EXCERPTED TEXT:
|---|
In: Math
a. An experiment was performed on a certain
metal to determine if the strength is a function of heating time
(hours). Results based on 25 metal sheets are given below. Use the
simple linear regression model.
∑X = 50
∑X2 = 200
∑Y = 75
∑Y2 = 1600
∑XY = 400
Find the estimated y intercept and slope. Write the equation of the
least squares regression line and explain the coefficients.
Estimate Y when X is equal to 4 hours. Also determine the standard
error, the Mean Square Error, the coefficient of determination and
the coefficient of correlation. Check the relation between
correlation coefficient and Coefficient of Determination. Test the
significance of the slope.
|---|
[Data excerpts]
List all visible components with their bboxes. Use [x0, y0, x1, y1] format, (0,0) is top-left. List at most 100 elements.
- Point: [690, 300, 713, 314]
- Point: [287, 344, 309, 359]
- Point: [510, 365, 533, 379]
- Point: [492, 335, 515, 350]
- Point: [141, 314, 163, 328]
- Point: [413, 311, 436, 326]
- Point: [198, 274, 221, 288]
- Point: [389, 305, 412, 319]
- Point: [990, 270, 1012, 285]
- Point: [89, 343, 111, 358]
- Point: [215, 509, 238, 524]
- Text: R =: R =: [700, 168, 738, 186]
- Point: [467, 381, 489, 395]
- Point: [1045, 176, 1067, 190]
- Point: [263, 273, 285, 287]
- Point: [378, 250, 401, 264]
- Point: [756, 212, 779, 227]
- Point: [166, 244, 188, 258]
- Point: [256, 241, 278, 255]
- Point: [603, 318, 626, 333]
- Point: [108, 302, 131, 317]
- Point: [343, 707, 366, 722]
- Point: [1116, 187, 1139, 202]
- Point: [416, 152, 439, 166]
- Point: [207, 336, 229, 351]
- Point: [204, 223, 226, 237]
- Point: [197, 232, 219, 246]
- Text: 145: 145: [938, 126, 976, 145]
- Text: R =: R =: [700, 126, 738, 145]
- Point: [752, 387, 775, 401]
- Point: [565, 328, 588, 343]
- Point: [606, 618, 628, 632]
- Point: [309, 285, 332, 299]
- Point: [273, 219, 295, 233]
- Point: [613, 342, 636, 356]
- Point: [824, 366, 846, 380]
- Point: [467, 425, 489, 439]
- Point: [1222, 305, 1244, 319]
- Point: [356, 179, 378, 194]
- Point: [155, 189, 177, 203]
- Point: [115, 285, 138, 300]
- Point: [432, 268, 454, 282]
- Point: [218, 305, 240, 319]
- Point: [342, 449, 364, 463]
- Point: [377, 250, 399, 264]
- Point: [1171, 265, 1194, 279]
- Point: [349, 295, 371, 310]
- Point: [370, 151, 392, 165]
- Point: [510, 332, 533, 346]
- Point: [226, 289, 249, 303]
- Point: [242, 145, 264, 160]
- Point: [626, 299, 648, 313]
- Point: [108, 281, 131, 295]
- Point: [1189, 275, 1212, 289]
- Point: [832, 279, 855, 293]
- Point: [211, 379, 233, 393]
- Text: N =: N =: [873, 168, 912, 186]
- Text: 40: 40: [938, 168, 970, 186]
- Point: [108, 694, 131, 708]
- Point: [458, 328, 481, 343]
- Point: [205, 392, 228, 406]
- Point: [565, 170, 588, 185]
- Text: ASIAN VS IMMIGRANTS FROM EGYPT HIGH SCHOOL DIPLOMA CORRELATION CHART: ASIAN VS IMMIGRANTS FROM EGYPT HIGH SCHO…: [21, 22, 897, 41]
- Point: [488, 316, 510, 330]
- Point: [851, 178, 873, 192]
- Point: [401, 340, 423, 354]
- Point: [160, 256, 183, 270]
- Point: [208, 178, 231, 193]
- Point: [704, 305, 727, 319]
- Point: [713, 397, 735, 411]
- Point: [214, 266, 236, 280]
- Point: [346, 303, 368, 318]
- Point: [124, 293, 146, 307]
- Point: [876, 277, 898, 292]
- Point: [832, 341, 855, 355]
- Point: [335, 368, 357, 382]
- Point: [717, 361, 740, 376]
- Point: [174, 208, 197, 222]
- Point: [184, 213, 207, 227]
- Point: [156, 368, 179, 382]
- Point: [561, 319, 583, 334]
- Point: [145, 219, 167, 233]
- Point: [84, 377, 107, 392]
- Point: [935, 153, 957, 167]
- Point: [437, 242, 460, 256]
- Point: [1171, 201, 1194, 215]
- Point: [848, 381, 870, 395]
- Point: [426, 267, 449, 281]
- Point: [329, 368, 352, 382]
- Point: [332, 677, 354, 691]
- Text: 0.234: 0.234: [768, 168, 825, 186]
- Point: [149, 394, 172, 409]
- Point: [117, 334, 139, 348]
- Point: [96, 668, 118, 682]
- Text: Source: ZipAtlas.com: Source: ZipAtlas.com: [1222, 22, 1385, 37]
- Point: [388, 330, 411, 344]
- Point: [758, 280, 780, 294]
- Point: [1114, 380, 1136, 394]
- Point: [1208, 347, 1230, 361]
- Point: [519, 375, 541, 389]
|---|
EXERCISE REQUIREMENTS:
1 > Copy the regression problem from "Estimate Y when" to "of the slope.".
2 > Carry on the regression problem, picking up right after its final sentence.
You can leave the items aside; none of the work depends on them.

YOUR WRITTEN ANSWERS:
1 >
Estimate Y when X is equal to 4 hours. Also determine the standard
error, the Mean Square Error, the coefficient of determination and
the coefficient of correlation. Check the relation between
correlation coefficient and Coefficient of Determination. Test the
significance of the slope.

2 >
b. Consumer Reports provided extensive testing and ratings for more than 100 HDTVs. An overall score, based primarily on picture quality, was developed for each model. In general, a higher overall score indicates better performance. The following (hypothetical) data show the price and overall score for the ten 42-inch plasma televisions (Consumer Report data slightly changed here):
Brand |
Price (X) |
Score (Y) |
Dell |
3800 |
50 |
Hisense |
2800 |
45 |
Hitachi |
2700 |
35 |
JVC |
3000 |
40 |
LG |
3500 |
45 |
Maxent |
2000 |
28 |
Panasonic |
4000 |
57 |
Phillips |
3200 |
48 |
Proview |
2000 |
22 |
Samsung |
3000 |
30 |
Use the above data to develop and estimated regression equation. Compute Coefficient of Determination and correlation coefficient and show their relation. Interpret the explanatory power of the model. Estimate the overall score for a 42-inch plasma television with a price of $3600 and perform significance test for the slope.
a)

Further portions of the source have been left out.